START Page text

During the lead-up to the 2014 Winter Olympics, protests and campaigns arose surrounding the rights of lesbian, gay, bisexual, and transgender (LGBT) people in Russia.

Concerns for LGBT athletes and supporters during the Games began as early as March 2012, when a Russian judge blocked the establishment of a Pride House in Sochi, ruling that "propaganda of non-traditional sexual relationships" would "undermine the security of Russian society", and that it conflicted with public morality and the country's policies "in the area of family motherhood and childhood protection."

The majority of protests, however, centred on the passing of a law in June 2013, which banned the distribution of "propaganda of non-traditional sexual relationships" among minors and it was argued that the law was broad enough so that it would ban any public display of LGBTQ+ symbols and suppress LGBTQ+ culture in Russia. The law itself was also considered to have caused an increase in homophobic violence, and an increase in the arrest of pro-LGBT protesters.

The implications of the law on the then-upcoming Winter Olympics were a major concern among athletes and the Western media, as the Olympic Charter contains language explicitly denouncing all forms of discrimination. Early international pressure was leveraged to compel the International Olympic Committee (IOC) to move the Olympics to another country, as well as pressure on Olympic sponsors to take a stand for LGBT equality. In tandem, calls to boycott and protest the Olympics before, during, and after the games also went out from various organizations and groups, and a number of Olympic athletes came out as a symbolic protest of the law. Prior to the Games, similar pressure was placed on major Olympic sponsors, and several non-sponsors also made public statements in support of LGBT rights. Several national politicians declined to attend the Games, which some Western media outlets attributed as connected to the legislation, while others stated that few leaders normally attend the Winter Games as it is not a "must attend" event.

==Timeline of protests and related events==

===2013===
- (June 2013) Russia passed a law with near unanimous support by Russian lawmakers, and signed by President Vladimir Putin, banning the "propaganda of nontraditional sexual relations", and "imposes fines for providing information about the gay community to minors."

END Page text
START Dataset excerpts

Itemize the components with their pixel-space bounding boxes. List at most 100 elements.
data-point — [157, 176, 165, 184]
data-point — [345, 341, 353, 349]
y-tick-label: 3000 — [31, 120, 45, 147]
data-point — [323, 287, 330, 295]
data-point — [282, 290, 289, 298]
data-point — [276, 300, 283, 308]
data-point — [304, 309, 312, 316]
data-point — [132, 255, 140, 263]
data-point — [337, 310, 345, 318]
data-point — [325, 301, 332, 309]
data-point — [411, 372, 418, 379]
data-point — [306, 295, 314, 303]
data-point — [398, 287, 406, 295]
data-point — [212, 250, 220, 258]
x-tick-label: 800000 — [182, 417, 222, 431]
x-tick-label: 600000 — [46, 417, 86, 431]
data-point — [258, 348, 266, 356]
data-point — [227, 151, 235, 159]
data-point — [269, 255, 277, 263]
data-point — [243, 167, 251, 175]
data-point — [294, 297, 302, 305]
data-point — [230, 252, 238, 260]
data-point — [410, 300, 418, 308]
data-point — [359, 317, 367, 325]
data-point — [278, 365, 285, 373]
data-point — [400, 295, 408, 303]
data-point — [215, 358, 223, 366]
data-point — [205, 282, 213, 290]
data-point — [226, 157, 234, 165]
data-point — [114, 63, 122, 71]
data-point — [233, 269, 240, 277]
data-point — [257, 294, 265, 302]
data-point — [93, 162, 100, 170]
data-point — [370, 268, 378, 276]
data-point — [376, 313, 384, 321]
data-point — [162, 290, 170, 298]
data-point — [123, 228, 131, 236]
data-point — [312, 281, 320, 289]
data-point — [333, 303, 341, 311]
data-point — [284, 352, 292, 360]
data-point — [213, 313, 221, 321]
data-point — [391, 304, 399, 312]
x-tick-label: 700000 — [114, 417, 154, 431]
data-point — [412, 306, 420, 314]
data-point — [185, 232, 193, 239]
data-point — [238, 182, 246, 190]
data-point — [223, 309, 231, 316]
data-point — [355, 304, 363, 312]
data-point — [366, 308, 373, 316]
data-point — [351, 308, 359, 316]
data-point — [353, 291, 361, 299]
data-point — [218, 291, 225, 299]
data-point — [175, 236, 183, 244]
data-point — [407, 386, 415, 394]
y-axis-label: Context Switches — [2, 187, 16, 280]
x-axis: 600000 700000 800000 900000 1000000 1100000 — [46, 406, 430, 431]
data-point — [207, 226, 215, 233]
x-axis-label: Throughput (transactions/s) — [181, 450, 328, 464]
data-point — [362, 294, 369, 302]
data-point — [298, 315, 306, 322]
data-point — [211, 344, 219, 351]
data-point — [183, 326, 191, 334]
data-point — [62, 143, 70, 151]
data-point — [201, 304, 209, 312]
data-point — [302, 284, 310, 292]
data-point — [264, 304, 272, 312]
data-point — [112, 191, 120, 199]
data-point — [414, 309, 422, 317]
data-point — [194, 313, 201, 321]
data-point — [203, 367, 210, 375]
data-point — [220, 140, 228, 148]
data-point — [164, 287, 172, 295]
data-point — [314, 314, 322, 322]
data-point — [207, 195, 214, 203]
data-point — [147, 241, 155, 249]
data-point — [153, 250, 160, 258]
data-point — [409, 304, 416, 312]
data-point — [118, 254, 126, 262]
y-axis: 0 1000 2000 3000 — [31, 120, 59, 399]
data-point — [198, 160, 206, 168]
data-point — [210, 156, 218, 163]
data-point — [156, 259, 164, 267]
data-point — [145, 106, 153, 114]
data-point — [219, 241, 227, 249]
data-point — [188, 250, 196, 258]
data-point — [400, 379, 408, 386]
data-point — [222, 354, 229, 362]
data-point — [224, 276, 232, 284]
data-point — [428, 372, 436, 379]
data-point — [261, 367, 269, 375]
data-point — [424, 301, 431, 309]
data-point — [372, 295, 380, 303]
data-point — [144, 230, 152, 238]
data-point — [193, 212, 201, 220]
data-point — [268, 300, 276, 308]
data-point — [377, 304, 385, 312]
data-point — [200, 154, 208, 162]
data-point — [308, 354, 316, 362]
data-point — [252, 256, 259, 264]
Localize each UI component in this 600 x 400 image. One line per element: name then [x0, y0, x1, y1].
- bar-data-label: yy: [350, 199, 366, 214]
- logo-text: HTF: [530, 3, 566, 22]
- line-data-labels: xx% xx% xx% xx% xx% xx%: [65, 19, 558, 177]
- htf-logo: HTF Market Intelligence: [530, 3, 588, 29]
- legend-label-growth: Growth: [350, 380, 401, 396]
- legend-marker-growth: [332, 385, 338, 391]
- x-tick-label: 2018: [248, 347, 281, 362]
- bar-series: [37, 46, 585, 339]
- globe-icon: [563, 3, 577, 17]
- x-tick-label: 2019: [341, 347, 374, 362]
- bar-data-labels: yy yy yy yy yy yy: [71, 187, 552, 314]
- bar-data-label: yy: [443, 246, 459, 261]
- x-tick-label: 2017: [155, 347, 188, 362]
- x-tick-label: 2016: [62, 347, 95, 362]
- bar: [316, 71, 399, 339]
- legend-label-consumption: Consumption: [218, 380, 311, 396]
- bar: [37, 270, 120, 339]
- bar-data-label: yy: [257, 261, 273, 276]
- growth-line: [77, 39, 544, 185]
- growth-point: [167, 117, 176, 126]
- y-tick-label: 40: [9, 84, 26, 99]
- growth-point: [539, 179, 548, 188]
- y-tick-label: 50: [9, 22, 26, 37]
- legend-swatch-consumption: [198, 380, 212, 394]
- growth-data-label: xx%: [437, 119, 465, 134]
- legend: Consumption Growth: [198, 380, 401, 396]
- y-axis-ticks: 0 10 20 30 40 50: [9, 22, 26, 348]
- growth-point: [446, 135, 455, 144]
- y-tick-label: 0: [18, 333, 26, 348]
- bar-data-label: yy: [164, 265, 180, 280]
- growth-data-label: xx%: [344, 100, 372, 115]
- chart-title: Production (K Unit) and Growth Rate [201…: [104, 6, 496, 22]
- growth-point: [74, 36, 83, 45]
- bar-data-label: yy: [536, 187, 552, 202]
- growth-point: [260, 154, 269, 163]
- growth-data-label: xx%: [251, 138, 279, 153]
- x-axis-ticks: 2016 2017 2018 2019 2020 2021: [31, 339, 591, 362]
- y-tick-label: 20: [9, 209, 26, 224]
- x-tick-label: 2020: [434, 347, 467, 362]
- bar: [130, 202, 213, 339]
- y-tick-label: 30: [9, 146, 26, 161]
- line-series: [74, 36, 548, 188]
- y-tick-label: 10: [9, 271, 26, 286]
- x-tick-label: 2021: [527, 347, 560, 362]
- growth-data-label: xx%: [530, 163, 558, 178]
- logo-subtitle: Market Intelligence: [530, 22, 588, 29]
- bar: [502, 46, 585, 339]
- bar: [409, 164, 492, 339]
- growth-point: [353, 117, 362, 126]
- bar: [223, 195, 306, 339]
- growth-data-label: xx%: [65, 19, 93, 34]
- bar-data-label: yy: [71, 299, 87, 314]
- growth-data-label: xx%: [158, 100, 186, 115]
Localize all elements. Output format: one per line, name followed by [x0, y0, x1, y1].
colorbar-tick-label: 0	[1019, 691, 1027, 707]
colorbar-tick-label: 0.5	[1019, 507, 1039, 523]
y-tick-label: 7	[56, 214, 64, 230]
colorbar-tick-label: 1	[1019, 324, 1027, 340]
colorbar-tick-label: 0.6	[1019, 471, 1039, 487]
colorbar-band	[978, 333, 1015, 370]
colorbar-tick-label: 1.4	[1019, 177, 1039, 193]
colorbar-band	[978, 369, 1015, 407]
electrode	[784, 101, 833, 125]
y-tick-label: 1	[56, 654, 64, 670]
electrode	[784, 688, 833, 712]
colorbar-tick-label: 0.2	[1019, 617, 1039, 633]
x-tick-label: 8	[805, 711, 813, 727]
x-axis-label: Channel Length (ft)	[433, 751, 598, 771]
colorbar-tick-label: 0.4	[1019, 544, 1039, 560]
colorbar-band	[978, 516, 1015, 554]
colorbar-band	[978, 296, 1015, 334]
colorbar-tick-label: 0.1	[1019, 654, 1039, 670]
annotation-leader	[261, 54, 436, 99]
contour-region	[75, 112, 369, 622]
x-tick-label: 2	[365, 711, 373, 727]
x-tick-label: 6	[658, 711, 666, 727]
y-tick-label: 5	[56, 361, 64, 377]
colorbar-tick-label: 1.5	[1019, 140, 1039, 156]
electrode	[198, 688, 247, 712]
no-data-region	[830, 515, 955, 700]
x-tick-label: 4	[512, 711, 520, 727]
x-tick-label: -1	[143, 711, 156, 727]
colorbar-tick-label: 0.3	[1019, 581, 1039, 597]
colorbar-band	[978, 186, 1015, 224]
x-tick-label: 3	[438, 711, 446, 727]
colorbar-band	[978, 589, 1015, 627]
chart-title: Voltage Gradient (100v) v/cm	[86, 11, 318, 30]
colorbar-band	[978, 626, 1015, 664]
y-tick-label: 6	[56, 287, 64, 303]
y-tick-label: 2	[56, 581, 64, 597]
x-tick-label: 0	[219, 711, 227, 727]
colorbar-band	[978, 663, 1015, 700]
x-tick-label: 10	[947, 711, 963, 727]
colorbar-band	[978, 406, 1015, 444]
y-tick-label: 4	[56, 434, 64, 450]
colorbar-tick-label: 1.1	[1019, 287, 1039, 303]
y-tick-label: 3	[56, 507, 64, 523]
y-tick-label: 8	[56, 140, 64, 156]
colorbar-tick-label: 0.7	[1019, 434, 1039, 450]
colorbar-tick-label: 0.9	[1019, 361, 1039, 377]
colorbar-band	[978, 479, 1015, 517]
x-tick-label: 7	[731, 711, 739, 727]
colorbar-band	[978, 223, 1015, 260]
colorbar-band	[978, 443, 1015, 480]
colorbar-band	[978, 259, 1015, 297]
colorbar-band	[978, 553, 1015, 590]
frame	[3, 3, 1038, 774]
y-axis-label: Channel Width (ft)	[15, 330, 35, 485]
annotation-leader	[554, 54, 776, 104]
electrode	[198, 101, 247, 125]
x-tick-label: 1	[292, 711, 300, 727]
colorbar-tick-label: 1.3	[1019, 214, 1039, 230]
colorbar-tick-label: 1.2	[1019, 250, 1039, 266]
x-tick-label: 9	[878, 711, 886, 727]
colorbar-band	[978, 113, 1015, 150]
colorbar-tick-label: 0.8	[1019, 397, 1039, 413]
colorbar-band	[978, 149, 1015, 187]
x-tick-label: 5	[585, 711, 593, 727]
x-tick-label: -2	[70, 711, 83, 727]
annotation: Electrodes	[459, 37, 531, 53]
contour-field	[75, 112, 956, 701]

END Dataset excerpts

• What you need to do
Answer from the text on LGBT rights protests before the 2014 Winter Olympics:
1. In what month and year did a Russian judge block a Pride House in Sochi?
2. Which document contains language denouncing all forms of discrimination?
3. Who signed the law passed in June 2013?

• Exercise result
1. March 2012
2. The Olympic Charter
3. President Vladimir Putin